DATA FOR PROCESSING —
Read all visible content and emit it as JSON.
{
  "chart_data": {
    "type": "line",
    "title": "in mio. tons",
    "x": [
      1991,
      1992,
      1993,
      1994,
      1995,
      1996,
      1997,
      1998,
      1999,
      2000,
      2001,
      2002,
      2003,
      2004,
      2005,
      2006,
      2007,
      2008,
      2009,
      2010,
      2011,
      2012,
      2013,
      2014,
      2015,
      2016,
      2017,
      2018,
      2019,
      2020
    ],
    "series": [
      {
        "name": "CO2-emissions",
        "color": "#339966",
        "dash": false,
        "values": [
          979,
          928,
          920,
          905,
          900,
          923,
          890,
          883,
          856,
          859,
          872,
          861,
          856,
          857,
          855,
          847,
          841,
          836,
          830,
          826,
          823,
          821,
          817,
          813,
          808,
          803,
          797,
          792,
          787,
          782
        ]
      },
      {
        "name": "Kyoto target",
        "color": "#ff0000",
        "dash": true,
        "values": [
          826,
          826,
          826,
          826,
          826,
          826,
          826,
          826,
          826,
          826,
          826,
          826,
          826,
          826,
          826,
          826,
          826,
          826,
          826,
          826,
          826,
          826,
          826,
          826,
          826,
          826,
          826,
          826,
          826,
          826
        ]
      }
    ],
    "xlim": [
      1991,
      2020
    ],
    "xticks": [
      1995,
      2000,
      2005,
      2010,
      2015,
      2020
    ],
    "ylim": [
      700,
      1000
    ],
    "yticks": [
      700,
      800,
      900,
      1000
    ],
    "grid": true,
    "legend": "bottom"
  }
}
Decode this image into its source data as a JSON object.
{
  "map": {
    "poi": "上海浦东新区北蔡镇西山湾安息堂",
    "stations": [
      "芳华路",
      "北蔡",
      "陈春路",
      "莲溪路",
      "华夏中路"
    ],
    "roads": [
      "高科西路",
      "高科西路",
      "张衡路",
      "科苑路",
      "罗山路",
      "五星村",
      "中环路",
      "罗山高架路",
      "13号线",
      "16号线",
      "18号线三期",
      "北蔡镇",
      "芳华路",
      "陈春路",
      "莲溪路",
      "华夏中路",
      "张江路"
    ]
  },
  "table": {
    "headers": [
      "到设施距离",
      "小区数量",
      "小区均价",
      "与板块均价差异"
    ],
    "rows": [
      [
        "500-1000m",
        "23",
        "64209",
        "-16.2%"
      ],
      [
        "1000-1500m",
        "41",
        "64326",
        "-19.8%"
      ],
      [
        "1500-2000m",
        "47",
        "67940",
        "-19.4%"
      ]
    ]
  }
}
--
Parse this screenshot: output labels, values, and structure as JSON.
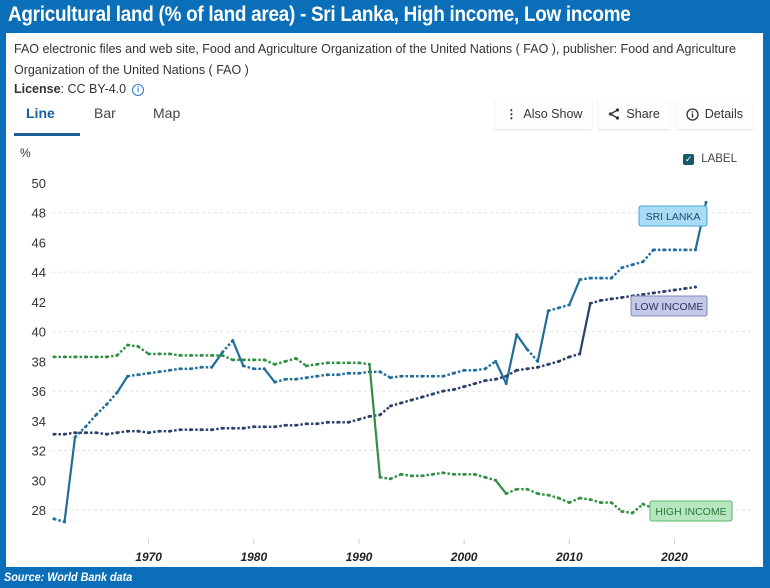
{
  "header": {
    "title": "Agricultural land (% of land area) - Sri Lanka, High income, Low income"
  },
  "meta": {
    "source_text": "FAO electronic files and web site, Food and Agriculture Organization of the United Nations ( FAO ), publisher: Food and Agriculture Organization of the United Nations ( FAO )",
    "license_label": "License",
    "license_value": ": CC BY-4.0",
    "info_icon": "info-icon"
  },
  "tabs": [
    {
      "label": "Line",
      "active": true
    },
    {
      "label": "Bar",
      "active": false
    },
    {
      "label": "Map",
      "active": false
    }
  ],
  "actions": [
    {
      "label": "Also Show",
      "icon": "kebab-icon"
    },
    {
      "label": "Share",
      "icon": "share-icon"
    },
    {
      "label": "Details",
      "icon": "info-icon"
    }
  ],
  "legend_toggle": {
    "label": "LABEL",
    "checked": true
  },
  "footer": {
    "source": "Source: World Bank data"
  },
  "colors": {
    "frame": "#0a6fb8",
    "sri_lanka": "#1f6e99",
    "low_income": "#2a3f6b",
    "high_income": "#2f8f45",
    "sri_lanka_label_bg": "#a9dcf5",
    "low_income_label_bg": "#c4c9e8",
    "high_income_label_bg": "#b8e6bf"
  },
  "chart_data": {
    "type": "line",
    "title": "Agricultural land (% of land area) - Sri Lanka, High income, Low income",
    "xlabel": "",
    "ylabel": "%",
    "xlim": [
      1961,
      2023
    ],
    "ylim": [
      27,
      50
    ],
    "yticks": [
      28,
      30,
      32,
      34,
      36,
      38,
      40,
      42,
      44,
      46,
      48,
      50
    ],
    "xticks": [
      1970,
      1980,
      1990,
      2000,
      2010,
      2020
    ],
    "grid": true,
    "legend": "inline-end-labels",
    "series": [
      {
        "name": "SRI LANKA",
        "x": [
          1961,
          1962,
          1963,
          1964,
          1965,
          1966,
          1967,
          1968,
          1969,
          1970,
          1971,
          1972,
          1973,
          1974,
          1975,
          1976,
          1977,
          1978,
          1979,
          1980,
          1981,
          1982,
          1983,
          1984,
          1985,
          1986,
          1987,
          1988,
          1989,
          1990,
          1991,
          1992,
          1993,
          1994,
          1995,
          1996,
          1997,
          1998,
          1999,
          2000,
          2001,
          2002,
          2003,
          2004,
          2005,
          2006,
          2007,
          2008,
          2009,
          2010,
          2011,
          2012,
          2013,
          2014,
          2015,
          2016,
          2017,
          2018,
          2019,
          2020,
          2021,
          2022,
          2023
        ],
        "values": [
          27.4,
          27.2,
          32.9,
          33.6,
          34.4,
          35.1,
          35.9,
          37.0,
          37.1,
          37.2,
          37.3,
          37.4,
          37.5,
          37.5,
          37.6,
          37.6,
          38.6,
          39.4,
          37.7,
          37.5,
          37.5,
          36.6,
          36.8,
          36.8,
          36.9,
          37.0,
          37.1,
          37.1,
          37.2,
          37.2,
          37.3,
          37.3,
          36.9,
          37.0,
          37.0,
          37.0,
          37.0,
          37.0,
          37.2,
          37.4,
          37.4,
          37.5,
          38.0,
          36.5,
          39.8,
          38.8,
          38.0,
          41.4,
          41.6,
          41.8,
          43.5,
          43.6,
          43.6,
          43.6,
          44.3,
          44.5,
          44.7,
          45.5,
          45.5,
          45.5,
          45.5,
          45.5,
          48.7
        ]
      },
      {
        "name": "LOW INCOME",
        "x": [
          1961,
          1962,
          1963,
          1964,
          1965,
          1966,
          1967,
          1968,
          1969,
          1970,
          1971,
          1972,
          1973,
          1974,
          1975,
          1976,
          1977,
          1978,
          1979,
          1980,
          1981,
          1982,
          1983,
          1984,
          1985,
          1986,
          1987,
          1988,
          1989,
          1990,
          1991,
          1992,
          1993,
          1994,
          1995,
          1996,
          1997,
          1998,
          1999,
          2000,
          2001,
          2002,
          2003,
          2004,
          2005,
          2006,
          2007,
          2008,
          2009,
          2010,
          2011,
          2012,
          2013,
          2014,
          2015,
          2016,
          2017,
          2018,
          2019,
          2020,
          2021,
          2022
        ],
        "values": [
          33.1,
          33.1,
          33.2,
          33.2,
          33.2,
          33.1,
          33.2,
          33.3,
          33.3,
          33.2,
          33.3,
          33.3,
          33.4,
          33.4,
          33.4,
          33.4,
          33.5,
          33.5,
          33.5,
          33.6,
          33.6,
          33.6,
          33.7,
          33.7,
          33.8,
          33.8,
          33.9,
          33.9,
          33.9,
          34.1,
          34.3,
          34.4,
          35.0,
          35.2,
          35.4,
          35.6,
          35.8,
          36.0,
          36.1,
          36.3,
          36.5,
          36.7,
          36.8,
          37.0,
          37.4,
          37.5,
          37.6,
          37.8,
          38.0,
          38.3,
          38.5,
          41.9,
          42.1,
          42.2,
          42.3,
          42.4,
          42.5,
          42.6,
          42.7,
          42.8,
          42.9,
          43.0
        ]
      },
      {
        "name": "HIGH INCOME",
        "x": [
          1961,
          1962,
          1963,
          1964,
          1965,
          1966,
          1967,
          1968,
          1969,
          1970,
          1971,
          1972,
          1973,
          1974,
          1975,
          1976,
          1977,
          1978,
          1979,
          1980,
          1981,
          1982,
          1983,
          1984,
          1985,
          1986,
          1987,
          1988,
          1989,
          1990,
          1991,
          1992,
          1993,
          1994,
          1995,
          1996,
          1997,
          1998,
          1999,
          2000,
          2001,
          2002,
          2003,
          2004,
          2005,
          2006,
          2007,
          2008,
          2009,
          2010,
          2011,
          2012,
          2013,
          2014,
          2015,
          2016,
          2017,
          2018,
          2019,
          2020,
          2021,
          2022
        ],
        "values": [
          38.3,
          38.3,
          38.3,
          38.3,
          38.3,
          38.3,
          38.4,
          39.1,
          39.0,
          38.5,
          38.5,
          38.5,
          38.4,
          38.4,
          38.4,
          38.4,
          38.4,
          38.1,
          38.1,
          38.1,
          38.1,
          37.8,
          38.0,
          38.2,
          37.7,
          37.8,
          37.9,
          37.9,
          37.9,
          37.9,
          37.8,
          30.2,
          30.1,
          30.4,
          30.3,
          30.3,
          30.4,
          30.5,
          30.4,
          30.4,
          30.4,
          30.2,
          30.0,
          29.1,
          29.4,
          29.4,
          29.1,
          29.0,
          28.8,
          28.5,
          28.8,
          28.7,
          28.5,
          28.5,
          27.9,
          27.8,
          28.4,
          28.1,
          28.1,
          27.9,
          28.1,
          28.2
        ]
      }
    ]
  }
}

EXERCISE — Copy out each line in the preceding records that contains "true".

RESPONSE BELOW —
        "dash": true,
    "grid": true,
      "active": true
    "checked": true
    "grid": true,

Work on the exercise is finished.